STATED EXERCISE: Omit all images. Write out the rest of the material exactly.

EXTRACTED ENTRIES:
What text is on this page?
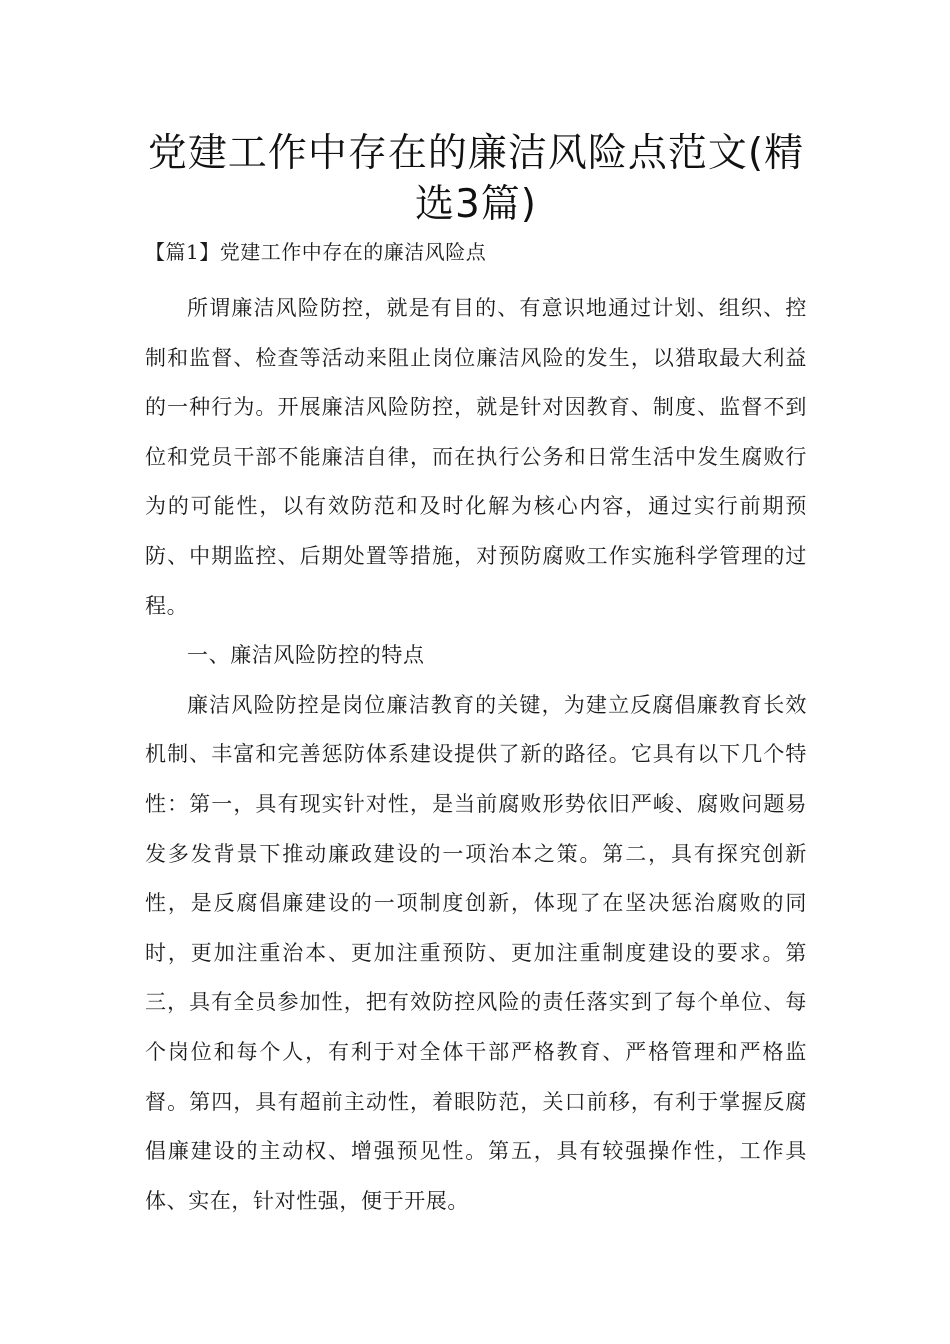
党建工作中存在的廉洁风险点范文(精选3篇)
【篇1】党建工作中存在的廉洁风险点

所谓廉洁风险防控，就是有目的、有意识地通过计划、组织、控制和监督、检查等活动来阻止岗位廉洁风险的发生，以猎取最大利益的一种行为。开展廉洁风险防控，就是针对因教育、制度、监督不到位和党员干部不能廉洁自律，而在执行公务和日常生活中发生腐败行为的可能性，以有效防范和及时化解为核心内容，通过实行前期预防、中期监控、后期处置等措施，对预防腐败工作实施科学管理的过程。

一、廉洁风险防控的特点

廉洁风险防控是岗位廉洁教育的关键，为建立反腐倡廉教育长效机制、丰富和完善惩防体系建设提供了新的路径。它具有以下几个特性：第一，具有现实针对性，是当前腐败形势依旧严峻、腐败问题易发多发背景下推动廉政建设的一项治本之策。第二，具有探究创新性，是反腐倡廉建设的一项制度创新，体现了在坚决惩治腐败的同时，更加注重治本、更加注重预防、更加注重制度建设的要求。第三，具有全员参加性，把有效防控风险的责任落实到了每个单位、每个岗位和每个人，有利于对全体干部严格教育、严格管理和严格监督。第四，具有超前主动性，着眼防范，关口前移，有利于掌握反腐倡廉建设的主动权、增强预见性。第五，具有较强操作性，工作具体、实在，针对性强，便于开展。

RIGHT ANSWER:
What text is on this page?
党建工作中存在的廉洁风险点范文(精选3篇)
【篇1】党建工作中存在的廉洁风险点

所谓廉洁风险防控，就是有目的、有意识地通过计划、组织、控制和监督、检查等活动来阻止岗位廉洁风险的发生，以猎取最大利益的一种行为。开展廉洁风险防控，就是针对因教育、制度、监督不到位和党员干部不能廉洁自律，而在执行公务和日常生活中发生腐败行为的可能性，以有效防范和及时化解为核心内容，通过实行前期预防、中期监控、后期处置等措施，对预防腐败工作实施科学管理的过程。

一、廉洁风险防控的特点

廉洁风险防控是岗位廉洁教育的关键，为建立反腐倡廉教育长效机制、丰富和完善惩防体系建设提供了新的路径。它具有以下几个特性：第一，具有现实针对性，是当前腐败形势依旧严峻、腐败问题易发多发背景下推动廉政建设的一项治本之策。第二，具有探究创新性，是反腐倡廉建设的一项制度创新，体现了在坚决惩治腐败的同时，更加注重治本、更加注重预防、更加注重制度建设的要求。第三，具有全员参加性，把有效防控风险的责任落实到了每个单位、每个岗位和每个人，有利于对全体干部严格教育、严格管理和严格监督。第四，具有超前主动性，着眼防范，关口前移，有利于掌握反腐倡廉建设的主动权、增强预见性。第五，具有较强操作性，工作具体、实在，针对性强，便于开展。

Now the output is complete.